*Requirements*
A faithful transcription of all the data is required.
### Available data
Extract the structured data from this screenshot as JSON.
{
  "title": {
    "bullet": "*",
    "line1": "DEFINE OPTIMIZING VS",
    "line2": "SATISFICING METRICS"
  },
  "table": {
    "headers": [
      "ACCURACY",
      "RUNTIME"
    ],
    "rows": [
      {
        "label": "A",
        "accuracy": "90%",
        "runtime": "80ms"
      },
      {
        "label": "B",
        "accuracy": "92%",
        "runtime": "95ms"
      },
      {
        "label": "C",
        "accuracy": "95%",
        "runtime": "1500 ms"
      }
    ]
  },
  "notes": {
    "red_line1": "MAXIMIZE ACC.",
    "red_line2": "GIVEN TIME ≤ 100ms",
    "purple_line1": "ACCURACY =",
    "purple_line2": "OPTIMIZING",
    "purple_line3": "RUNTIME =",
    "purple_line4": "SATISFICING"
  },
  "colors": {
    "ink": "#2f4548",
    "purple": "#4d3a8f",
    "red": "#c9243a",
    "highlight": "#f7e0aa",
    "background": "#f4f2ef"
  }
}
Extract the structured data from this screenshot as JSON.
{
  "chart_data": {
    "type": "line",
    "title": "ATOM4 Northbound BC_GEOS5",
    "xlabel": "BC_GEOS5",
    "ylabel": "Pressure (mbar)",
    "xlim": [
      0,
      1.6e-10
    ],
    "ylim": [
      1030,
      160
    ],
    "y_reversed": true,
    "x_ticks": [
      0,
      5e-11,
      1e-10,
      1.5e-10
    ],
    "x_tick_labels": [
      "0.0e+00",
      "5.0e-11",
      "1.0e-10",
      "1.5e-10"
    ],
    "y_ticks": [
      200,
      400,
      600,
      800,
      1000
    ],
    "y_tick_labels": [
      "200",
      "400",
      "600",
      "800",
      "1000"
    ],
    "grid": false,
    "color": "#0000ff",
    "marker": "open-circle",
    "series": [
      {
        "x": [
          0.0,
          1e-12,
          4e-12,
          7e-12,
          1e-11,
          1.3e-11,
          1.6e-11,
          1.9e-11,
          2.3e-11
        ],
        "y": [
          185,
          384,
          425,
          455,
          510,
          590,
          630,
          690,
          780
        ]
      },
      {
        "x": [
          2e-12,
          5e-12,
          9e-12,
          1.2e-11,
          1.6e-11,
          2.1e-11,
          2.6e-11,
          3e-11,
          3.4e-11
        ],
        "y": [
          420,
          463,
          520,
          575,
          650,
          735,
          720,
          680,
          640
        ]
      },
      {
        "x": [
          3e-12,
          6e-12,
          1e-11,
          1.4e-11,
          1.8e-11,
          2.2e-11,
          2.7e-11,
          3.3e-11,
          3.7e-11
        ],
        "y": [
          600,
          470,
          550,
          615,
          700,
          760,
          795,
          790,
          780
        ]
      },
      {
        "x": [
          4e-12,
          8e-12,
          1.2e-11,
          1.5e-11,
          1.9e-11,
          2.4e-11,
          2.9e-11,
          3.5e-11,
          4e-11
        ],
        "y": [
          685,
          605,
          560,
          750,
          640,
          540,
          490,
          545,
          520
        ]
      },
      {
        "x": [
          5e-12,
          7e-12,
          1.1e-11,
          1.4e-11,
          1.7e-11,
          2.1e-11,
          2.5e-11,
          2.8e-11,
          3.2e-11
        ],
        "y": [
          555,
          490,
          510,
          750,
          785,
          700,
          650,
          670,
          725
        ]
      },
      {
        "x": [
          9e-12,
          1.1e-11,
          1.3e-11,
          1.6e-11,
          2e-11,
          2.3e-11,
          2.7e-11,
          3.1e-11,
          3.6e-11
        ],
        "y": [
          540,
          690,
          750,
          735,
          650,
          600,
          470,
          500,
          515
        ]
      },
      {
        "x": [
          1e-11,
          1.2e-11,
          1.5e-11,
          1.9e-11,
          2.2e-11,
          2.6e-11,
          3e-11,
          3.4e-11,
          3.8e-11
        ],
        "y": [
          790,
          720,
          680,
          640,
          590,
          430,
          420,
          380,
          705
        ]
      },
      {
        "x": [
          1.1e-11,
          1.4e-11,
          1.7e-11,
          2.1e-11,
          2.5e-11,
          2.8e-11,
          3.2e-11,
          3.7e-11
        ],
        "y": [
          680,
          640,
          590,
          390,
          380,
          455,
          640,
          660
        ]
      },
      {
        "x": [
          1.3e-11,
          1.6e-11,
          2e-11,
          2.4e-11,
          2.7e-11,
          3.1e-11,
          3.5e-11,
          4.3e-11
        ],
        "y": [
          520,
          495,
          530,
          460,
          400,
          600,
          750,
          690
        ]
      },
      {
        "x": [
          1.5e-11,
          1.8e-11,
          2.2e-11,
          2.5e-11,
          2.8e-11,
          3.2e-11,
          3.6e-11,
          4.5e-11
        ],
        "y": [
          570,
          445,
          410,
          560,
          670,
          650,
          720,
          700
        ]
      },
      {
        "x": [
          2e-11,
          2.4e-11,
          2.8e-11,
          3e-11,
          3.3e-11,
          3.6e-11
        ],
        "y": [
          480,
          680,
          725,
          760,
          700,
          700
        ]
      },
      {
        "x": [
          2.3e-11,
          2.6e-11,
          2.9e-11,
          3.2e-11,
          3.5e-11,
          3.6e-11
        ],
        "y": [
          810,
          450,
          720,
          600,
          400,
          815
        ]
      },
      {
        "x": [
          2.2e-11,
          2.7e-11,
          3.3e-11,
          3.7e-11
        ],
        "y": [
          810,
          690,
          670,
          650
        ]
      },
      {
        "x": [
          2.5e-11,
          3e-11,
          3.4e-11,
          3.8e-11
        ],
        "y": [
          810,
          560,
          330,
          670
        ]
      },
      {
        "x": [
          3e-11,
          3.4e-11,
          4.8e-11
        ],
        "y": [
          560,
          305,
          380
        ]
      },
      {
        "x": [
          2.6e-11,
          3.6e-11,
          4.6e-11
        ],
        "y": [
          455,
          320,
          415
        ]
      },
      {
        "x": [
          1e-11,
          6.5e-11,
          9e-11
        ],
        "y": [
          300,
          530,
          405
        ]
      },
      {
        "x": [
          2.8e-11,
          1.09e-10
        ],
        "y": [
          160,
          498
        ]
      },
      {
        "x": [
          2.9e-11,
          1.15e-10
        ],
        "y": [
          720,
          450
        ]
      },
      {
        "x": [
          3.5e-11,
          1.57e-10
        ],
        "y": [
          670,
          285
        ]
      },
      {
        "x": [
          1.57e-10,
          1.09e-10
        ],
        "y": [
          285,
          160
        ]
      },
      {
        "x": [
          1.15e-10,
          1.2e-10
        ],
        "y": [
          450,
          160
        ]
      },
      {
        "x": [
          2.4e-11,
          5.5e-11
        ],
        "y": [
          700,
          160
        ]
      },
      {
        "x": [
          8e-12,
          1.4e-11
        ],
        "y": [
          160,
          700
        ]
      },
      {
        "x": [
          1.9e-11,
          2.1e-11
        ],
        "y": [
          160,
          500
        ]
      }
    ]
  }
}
######
*Problem solution*
Extract the structured data from this screenshot as JSON.
{
  "title": {
    "bullet": "*",
    "line1": "DEFINE OPTIMIZING VS",
    "line2": "SATISFICING METRICS"
  },
  "table": {
    "headers": [
      "ACCURACY",
      "RUNTIME"
    ],
    "rows": [
      {
        "label": "A",
        "accuracy": "90%",
        "runtime": "80ms"
      },
      {
        "label": "B",
        "accuracy": "92%",
        "runtime": "95ms"
      },
      {
        "label": "C",
        "accuracy": "95%",
        "runtime": "1500 ms"
      }
    ]
  },
  "notes": {
    "red_line1": "MAXIMIZE ACC.",
    "red_line2": "GIVEN TIME ≤ 100ms",
    "purple_line1": "ACCURACY =",
    "purple_line2": "OPTIMIZING",
    "purple_line3": "RUNTIME =",
    "purple_line4": "SATISFICING"
  },
  "colors": {
    "ink": "#2f4548",
    "purple": "#4d3a8f",
    "red": "#c9243a",
    "highlight": "#f7e0aa",
    "background": "#f4f2ef"
  }
}
Extract the structured data from this screenshot as JSON.
{
  "chart_data": {
    "type": "line",
    "title": "ATOM4 Northbound BC_GEOS5",
    "xlabel": "BC_GEOS5",
    "ylabel": "Pressure (mbar)",
    "xlim": [
      0,
      1.6e-10
    ],
    "ylim": [
      1030,
      160
    ],
    "y_reversed": true,
    "x_ticks": [
      0,
      5e-11,
      1e-10,
      1.5e-10
    ],
    "x_tick_labels": [
      "0.0e+00",
      "5.0e-11",
      "1.0e-10",
      "1.5e-10"
    ],
    "y_ticks": [
      200,
      400,
      600,
      800,
      1000
    ],
    "y_tick_labels": [
      "200",
      "400",
      "600",
      "800",
      "1000"
    ],
    "grid": false,
    "color": "#0000ff",
    "marker": "open-circle",
    "series": [
      {
        "x": [
          0.0,
          1e-12,
          4e-12,
          7e-12,
          1e-11,
          1.3e-11,
          1.6e-11,
          1.9e-11,
          2.3e-11
        ],
        "y": [
          185,
          384,
          425,
          455,
          510,
          590,
          630,
          690,
          780
        ]
      },
      {
        "x": [
          2e-12,
          5e-12,
          9e-12,
          1.2e-11,
          1.6e-11,
          2.1e-11,
          2.6e-11,
          3e-11,
          3.4e-11
        ],
        "y": [
          420,
          463,
          520,
          575,
          650,
          735,
          720,
          680,
          640
        ]
      },
      {
        "x": [
          3e-12,
          6e-12,
          1e-11,
          1.4e-11,
          1.8e-11,
          2.2e-11,
          2.7e-11,
          3.3e-11,
          3.7e-11
        ],
        "y": [
          600,
          470,
          550,
          615,
          700,
          760,
          795,
          790,
          780
        ]
      },
      {
        "x": [
          4e-12,
          8e-12,
          1.2e-11,
          1.5e-11,
          1.9e-11,
          2.4e-11,
          2.9e-11,
          3.5e-11,
          4e-11
        ],
        "y": [
          685,
          605,
          560,
          750,
          640,
          540,
          490,
          545,
          520
        ]
      },
      {
        "x": [
          5e-12,
          7e-12,
          1.1e-11,
          1.4e-11,
          1.7e-11,
          2.1e-11,
          2.5e-11,
          2.8e-11,
          3.2e-11
        ],
        "y": [
          555,
          490,
          510,
          750,
          785,
          700,
          650,
          670,
          725
        ]
      },
      {
        "x": [
          9e-12,
          1.1e-11,
          1.3e-11,
          1.6e-11,
          2e-11,
          2.3e-11,
          2.7e-11,
          3.1e-11,
          3.6e-11
        ],
        "y": [
          540,
          690,
          750,
          735,
          650,
          600,
          470,
          500,
          515
        ]
      },
      {
        "x": [
          1e-11,
          1.2e-11,
          1.5e-11,
          1.9e-11,
          2.2e-11,
          2.6e-11,
          3e-11,
          3.4e-11,
          3.8e-11
        ],
        "y": [
          790,
          720,
          680,
          640,
          590,
          430,
          420,
          380,
          705
        ]
      },
      {
        "x": [
          1.1e-11,
          1.4e-11,
          1.7e-11,
          2.1e-11,
          2.5e-11,
          2.8e-11,
          3.2e-11,
          3.7e-11
        ],
        "y": [
          680,
          640,
          590,
          390,
          380,
          455,
          640,
          660
        ]
      },
      {
        "x": [
          1.3e-11,
          1.6e-11,
          2e-11,
          2.4e-11,
          2.7e-11,
          3.1e-11,
          3.5e-11,
          4.3e-11
        ],
        "y": [
          520,
          495,
          530,
          460,
          400,
          600,
          750,
          690
        ]
      },
      {
        "x": [
          1.5e-11,
          1.8e-11,
          2.2e-11,
          2.5e-11,
          2.8e-11,
          3.2e-11,
          3.6e-11,
          4.5e-11
        ],
        "y": [
          570,
          445,
          410,
          560,
          670,
          650,
          720,
          700
        ]
      },
      {
        "x": [
          2e-11,
          2.4e-11,
          2.8e-11,
          3e-11,
          3.3e-11,
          3.6e-11
        ],
        "y": [
          480,
          680,
          725,
          760,
          700,
          700
        ]
      },
      {
        "x": [
          2.3e-11,
          2.6e-11,
          2.9e-11,
          3.2e-11,
          3.5e-11,
          3.6e-11
        ],
        "y": [
          810,
          450,
          720,
          600,
          400,
          815
        ]
      },
      {
        "x": [
          2.2e-11,
          2.7e-11,
          3.3e-11,
          3.7e-11
        ],
        "y": [
          810,
          690,
          670,
          650
        ]
      },
      {
        "x": [
          2.5e-11,
          3e-11,
          3.4e-11,
          3.8e-11
        ],
        "y": [
          810,
          560,
          330,
          670
        ]
      },
      {
        "x": [
          3e-11,
          3.4e-11,
          4.8e-11
        ],
        "y": [
          560,
          305,
          380
        ]
      },
      {
        "x": [
          2.6e-11,
          3.6e-11,
          4.6e-11
        ],
        "y": [
          455,
          320,
          415
        ]
      },
      {
        "x": [
          1e-11,
          6.5e-11,
          9e-11
        ],
        "y": [
          300,
          530,
          405
        ]
      },
      {
        "x": [
          2.8e-11,
          1.09e-10
        ],
        "y": [
          160,
          498
        ]
      },
      {
        "x": [
          2.9e-11,
          1.15e-10
        ],
        "y": [
          720,
          450
        ]
      },
      {
        "x": [
          3.5e-11,
          1.57e-10
        ],
        "y": [
          670,
          285
        ]
      },
      {
        "x": [
          1.57e-10,
          1.09e-10
        ],
        "y": [
          285,
          160
        ]
      },
      {
        "x": [
          1.15e-10,
          1.2e-10
        ],
        "y": [
          450,
          160
        ]
      },
      {
        "x": [
          2.4e-11,
          5.5e-11
        ],
        "y": [
          700,
          160
        ]
      },
      {
        "x": [
          8e-12,
          1.4e-11
        ],
        "y": [
          160,
          700
        ]
      },
      {
        "x": [
          1.9e-11,
          2.1e-11
        ],
        "y": [
          160,
          500
        ]
      }
    ]
  }
}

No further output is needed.